What you are asked to do: Look for "ylabel" in each line of the entries, and return the matching lines.

Items:
§ §

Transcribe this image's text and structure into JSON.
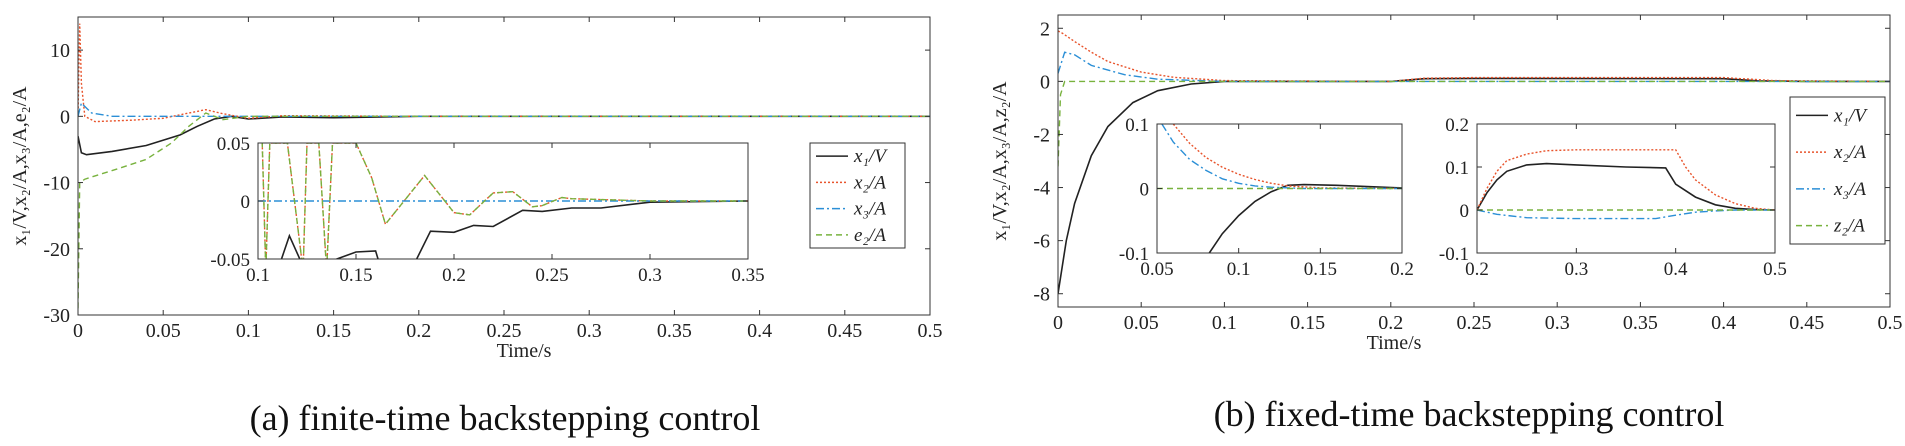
{
  "colors": {
    "x1": "#222222",
    "x2": "#e8542c",
    "x3": "#2b8fd6",
    "e2": "#78b23e",
    "axis": "#333333"
  },
  "captions": {
    "a": "(a) finite-time backstepping control",
    "b": "(b) fixed-time backstepping control"
  },
  "chart_data": [
    {
      "id": "a-main",
      "type": "line",
      "xlabel": "Time/s",
      "ylabel": "x₁/V,x₂/A,x₃/A,e₂/A",
      "xlim": [
        0,
        0.5
      ],
      "ylim": [
        -30,
        15
      ],
      "xticks": [
        "0",
        "0.05",
        "0.1",
        "0.15",
        "0.2",
        "0.25",
        "0.3",
        "0.35",
        "0.4",
        "0.45",
        "0.5"
      ],
      "yticks": [
        "10",
        "0",
        "-10",
        "-20",
        "-30"
      ],
      "legend": [
        "x₁/V",
        "x₂/A",
        "x₃/A",
        "e₂/A"
      ],
      "legend_position": "right",
      "series": [
        {
          "name": "x1/V",
          "key": "x1",
          "dash": "",
          "x": [
            0,
            0.002,
            0.005,
            0.02,
            0.04,
            0.06,
            0.07,
            0.08,
            0.09,
            0.1,
            0.12,
            0.15,
            0.2,
            0.3,
            0.5
          ],
          "y": [
            -3,
            -5.5,
            -5.8,
            -5.3,
            -4.4,
            -2.8,
            -1.5,
            -0.4,
            0,
            -0.4,
            -0.1,
            -0.2,
            0,
            0,
            0
          ]
        },
        {
          "name": "x2/A",
          "key": "x2",
          "dash": "2,2",
          "x": [
            0,
            0.001,
            0.002,
            0.004,
            0.01,
            0.03,
            0.05,
            0.065,
            0.075,
            0.085,
            0.1,
            0.12,
            0.2,
            0.5
          ],
          "y": [
            0,
            14,
            5,
            0,
            -0.8,
            -0.6,
            -0.3,
            0.5,
            1,
            0.4,
            -0.3,
            0.1,
            0,
            0
          ]
        },
        {
          "name": "x3/A",
          "key": "x3",
          "dash": "8,3,2,3",
          "x": [
            0,
            0.002,
            0.008,
            0.02,
            0.05,
            0.1,
            0.5
          ],
          "y": [
            0,
            2,
            0.5,
            0,
            0,
            0,
            0
          ]
        },
        {
          "name": "e2/A",
          "key": "e2",
          "dash": "6,4",
          "x": [
            0,
            0.001,
            0.004,
            0.01,
            0.02,
            0.04,
            0.055,
            0.065,
            0.075,
            0.085,
            0.1,
            0.12,
            0.2,
            0.5
          ],
          "y": [
            -29,
            -10,
            -9.5,
            -9,
            -8.2,
            -6.5,
            -4,
            -1.5,
            0.5,
            -0.5,
            0,
            0,
            0,
            0
          ]
        }
      ]
    },
    {
      "id": "a-inset",
      "type": "line",
      "xlim": [
        0.1,
        0.35
      ],
      "ylim": [
        -0.05,
        0.05
      ],
      "xticks": [
        "0.1",
        "0.15",
        "0.2",
        "0.25",
        "0.3",
        "0.35"
      ],
      "yticks": [
        "0.05",
        "0",
        "-0.05"
      ],
      "series": [
        {
          "name": "x1/V",
          "key": "x1",
          "dash": "",
          "x": [
            0.112,
            0.116,
            0.12,
            0.124,
            0.15,
            0.16,
            0.163,
            0.178,
            0.188,
            0.2,
            0.21,
            0.22,
            0.235,
            0.245,
            0.26,
            0.275,
            0.3,
            0.35
          ],
          "y": [
            -0.05,
            -0.03,
            -0.045,
            -0.06,
            -0.044,
            -0.043,
            -0.06,
            -0.06,
            -0.026,
            -0.027,
            -0.021,
            -0.022,
            -0.008,
            -0.009,
            -0.006,
            -0.006,
            -0.001,
            0
          ]
        },
        {
          "name": "x2/A",
          "key": "x2",
          "dash": "2,2",
          "x": [
            0.102,
            0.104,
            0.106,
            0.115,
            0.123,
            0.125,
            0.131,
            0.135,
            0.138,
            0.145,
            0.15,
            0.158,
            0.165,
            0.185,
            0.2,
            0.208,
            0.22,
            0.23,
            0.24,
            0.245,
            0.255,
            0.26,
            0.3,
            0.35
          ],
          "y": [
            0.06,
            -0.06,
            0.05,
            0.05,
            -0.06,
            0.05,
            0.05,
            -0.06,
            0.05,
            0.05,
            0.05,
            0.02,
            -0.02,
            0.022,
            -0.01,
            -0.012,
            0.007,
            0.008,
            -0.005,
            -0.004,
            0.003,
            0.002,
            0,
            0
          ]
        },
        {
          "name": "x3/A",
          "key": "x3",
          "dash": "8,3,2,3",
          "x": [
            0.1,
            0.35
          ],
          "y": [
            0,
            0
          ]
        },
        {
          "name": "e2/A",
          "key": "e2",
          "dash": "6,4",
          "x": [
            0.102,
            0.104,
            0.106,
            0.115,
            0.123,
            0.125,
            0.131,
            0.135,
            0.138,
            0.145,
            0.15,
            0.158,
            0.165,
            0.185,
            0.2,
            0.208,
            0.22,
            0.23,
            0.24,
            0.245,
            0.255,
            0.26,
            0.3,
            0.35
          ],
          "y": [
            0.06,
            -0.06,
            0.05,
            0.05,
            -0.06,
            0.05,
            0.05,
            -0.06,
            0.05,
            0.05,
            0.05,
            0.02,
            -0.02,
            0.022,
            -0.01,
            -0.012,
            0.007,
            0.008,
            -0.005,
            -0.004,
            0.003,
            0.002,
            0,
            0
          ]
        }
      ]
    },
    {
      "id": "b-main",
      "type": "line",
      "xlabel": "Time/s",
      "ylabel": "x₁/V,x₂/A,x₃/A,z₂/A",
      "xlim": [
        0,
        0.5
      ],
      "ylim": [
        -8.5,
        2.5
      ],
      "xticks": [
        "0",
        "0.05",
        "0.1",
        "0.15",
        "0.2",
        "0.25",
        "0.3",
        "0.35",
        "0.4",
        "0.45",
        "0.5"
      ],
      "yticks": [
        "2",
        "0",
        "-2",
        "-4",
        "-6",
        "-8"
      ],
      "legend": [
        "x₁/V",
        "x₂/A",
        "x₃/A",
        "z₂/A"
      ],
      "legend_position": "right",
      "series": [
        {
          "name": "x1/V",
          "key": "x1",
          "dash": "",
          "x": [
            0,
            0.005,
            0.01,
            0.02,
            0.03,
            0.045,
            0.06,
            0.08,
            0.1,
            0.13,
            0.2,
            0.22,
            0.25,
            0.4,
            0.42,
            0.45,
            0.5
          ],
          "y": [
            -8,
            -6,
            -4.6,
            -2.8,
            -1.7,
            -0.8,
            -0.35,
            -0.1,
            0,
            0,
            0,
            0.1,
            0.11,
            0.1,
            0.02,
            0,
            0
          ]
        },
        {
          "name": "x2/A",
          "key": "x2",
          "dash": "2,2",
          "x": [
            0,
            0.003,
            0.01,
            0.02,
            0.03,
            0.05,
            0.07,
            0.1,
            0.2,
            0.22,
            0.25,
            0.4,
            0.43,
            0.5
          ],
          "y": [
            1.9,
            1.8,
            1.5,
            1.1,
            0.75,
            0.35,
            0.15,
            0.03,
            0,
            0.12,
            0.14,
            0.14,
            0.03,
            0
          ]
        },
        {
          "name": "x3/A",
          "key": "x3",
          "dash": "8,3,2,3",
          "x": [
            0,
            0.004,
            0.01,
            0.02,
            0.04,
            0.06,
            0.1,
            0.5
          ],
          "y": [
            0.3,
            1.1,
            1,
            0.6,
            0.25,
            0.08,
            0,
            0
          ]
        },
        {
          "name": "z2/A",
          "key": "e2",
          "dash": "6,4",
          "x": [
            0,
            0.0015,
            0.004,
            0.5
          ],
          "y": [
            -3.2,
            -0.5,
            0,
            0
          ]
        }
      ]
    },
    {
      "id": "b-inset1",
      "type": "line",
      "xlim": [
        0.05,
        0.2
      ],
      "ylim": [
        -0.1,
        0.1
      ],
      "xticks": [
        "0.05",
        "0.1",
        "0.15",
        "0.2"
      ],
      "yticks": [
        "0.1",
        "0",
        "-0.1"
      ],
      "series": [
        {
          "name": "x1/V",
          "key": "x1",
          "dash": "",
          "x": [
            0.082,
            0.09,
            0.1,
            0.11,
            0.12,
            0.13,
            0.14,
            0.16,
            0.2
          ],
          "y": [
            -0.1,
            -0.07,
            -0.042,
            -0.02,
            -0.005,
            0.005,
            0.006,
            0.005,
            0.001
          ]
        },
        {
          "name": "x2/A",
          "key": "x2",
          "dash": "2,2",
          "x": [
            0.06,
            0.07,
            0.08,
            0.09,
            0.1,
            0.11,
            0.12,
            0.13,
            0.15,
            0.2
          ],
          "y": [
            0.1,
            0.07,
            0.048,
            0.033,
            0.022,
            0.014,
            0.008,
            0.004,
            0.001,
            0
          ]
        },
        {
          "name": "x3/A",
          "key": "x3",
          "dash": "8,3,2,3",
          "x": [
            0.053,
            0.06,
            0.07,
            0.08,
            0.09,
            0.1,
            0.11,
            0.12,
            0.14,
            0.2
          ],
          "y": [
            0.1,
            0.072,
            0.045,
            0.028,
            0.015,
            0.008,
            0.004,
            0.002,
            0,
            0
          ]
        },
        {
          "name": "z2/A",
          "key": "e2",
          "dash": "6,4",
          "x": [
            0.05,
            0.2
          ],
          "y": [
            0,
            0
          ]
        }
      ]
    },
    {
      "id": "b-inset2",
      "type": "line",
      "xlim": [
        0.2,
        0.5
      ],
      "ylim": [
        -0.1,
        0.2
      ],
      "xticks": [
        "0.2",
        "0.3",
        "0.4",
        "0.5"
      ],
      "yticks": [
        "0.2",
        "0.1",
        "0",
        "-0.1"
      ],
      "series": [
        {
          "name": "x1/V",
          "key": "x1",
          "dash": "",
          "x": [
            0.2,
            0.21,
            0.22,
            0.23,
            0.25,
            0.27,
            0.3,
            0.35,
            0.39,
            0.4,
            0.42,
            0.44,
            0.46,
            0.48,
            0.5
          ],
          "y": [
            0,
            0.04,
            0.07,
            0.09,
            0.105,
            0.108,
            0.105,
            0.1,
            0.098,
            0.06,
            0.03,
            0.012,
            0.004,
            0.001,
            0
          ]
        },
        {
          "name": "x2/A",
          "key": "x2",
          "dash": "2,2",
          "x": [
            0.2,
            0.21,
            0.22,
            0.23,
            0.25,
            0.27,
            0.3,
            0.35,
            0.4,
            0.41,
            0.42,
            0.44,
            0.46,
            0.48,
            0.5
          ],
          "y": [
            0,
            0.05,
            0.09,
            0.115,
            0.13,
            0.138,
            0.14,
            0.14,
            0.14,
            0.1,
            0.07,
            0.035,
            0.015,
            0.004,
            0
          ]
        },
        {
          "name": "x3/A",
          "key": "x3",
          "dash": "8,3,2,3",
          "x": [
            0.2,
            0.22,
            0.25,
            0.3,
            0.35,
            0.38,
            0.4,
            0.42,
            0.44,
            0.46,
            0.5
          ],
          "y": [
            0,
            -0.01,
            -0.018,
            -0.02,
            -0.02,
            -0.02,
            -0.012,
            -0.005,
            -0.002,
            0,
            0
          ]
        },
        {
          "name": "z2/A",
          "key": "e2",
          "dash": "6,4",
          "x": [
            0.2,
            0.5
          ],
          "y": [
            0,
            0
          ]
        }
      ]
    }
  ]
}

§ §

Answer to this task:
      "ylabel": "x₁/V,x₂/A,x₃/A,e₂/A",
      "ylabel": "x₁/V,x₂/A,x₃/A,z₂/A",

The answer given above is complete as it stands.